Task objective> Only the number is needed: how many lines of the records include "Sell"?

Material for this task>

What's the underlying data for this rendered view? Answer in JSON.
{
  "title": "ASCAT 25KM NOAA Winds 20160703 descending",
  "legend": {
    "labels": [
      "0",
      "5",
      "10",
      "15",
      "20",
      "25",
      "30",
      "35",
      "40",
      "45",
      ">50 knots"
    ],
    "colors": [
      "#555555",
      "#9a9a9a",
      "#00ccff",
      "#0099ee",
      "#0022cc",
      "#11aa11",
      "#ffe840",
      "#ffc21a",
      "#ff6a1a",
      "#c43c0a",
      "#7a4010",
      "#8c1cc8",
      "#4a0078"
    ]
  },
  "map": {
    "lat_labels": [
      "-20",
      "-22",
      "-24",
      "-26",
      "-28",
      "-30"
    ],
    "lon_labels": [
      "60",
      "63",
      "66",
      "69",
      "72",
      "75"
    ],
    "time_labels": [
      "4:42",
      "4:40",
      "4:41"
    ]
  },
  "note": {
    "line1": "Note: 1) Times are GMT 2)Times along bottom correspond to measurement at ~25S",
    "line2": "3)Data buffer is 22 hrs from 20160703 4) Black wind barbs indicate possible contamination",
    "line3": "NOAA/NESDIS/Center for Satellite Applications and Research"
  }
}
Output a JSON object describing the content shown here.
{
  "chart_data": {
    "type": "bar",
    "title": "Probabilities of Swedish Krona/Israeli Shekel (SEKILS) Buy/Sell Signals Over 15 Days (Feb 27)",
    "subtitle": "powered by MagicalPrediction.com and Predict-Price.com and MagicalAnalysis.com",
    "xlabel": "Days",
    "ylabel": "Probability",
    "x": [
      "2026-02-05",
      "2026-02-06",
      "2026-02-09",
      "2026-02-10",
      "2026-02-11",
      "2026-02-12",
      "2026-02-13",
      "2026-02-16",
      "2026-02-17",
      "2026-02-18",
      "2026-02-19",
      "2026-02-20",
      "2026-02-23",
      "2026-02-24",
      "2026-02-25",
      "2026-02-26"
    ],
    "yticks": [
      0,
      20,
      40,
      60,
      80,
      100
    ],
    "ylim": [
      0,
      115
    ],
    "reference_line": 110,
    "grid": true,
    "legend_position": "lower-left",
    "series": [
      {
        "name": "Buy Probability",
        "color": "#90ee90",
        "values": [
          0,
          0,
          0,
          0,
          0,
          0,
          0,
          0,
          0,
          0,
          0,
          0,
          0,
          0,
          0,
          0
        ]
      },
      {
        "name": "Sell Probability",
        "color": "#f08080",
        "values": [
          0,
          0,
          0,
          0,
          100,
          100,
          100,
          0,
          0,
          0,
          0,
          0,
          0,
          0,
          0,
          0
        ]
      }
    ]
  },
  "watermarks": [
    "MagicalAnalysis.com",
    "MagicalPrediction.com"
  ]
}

Result below> 2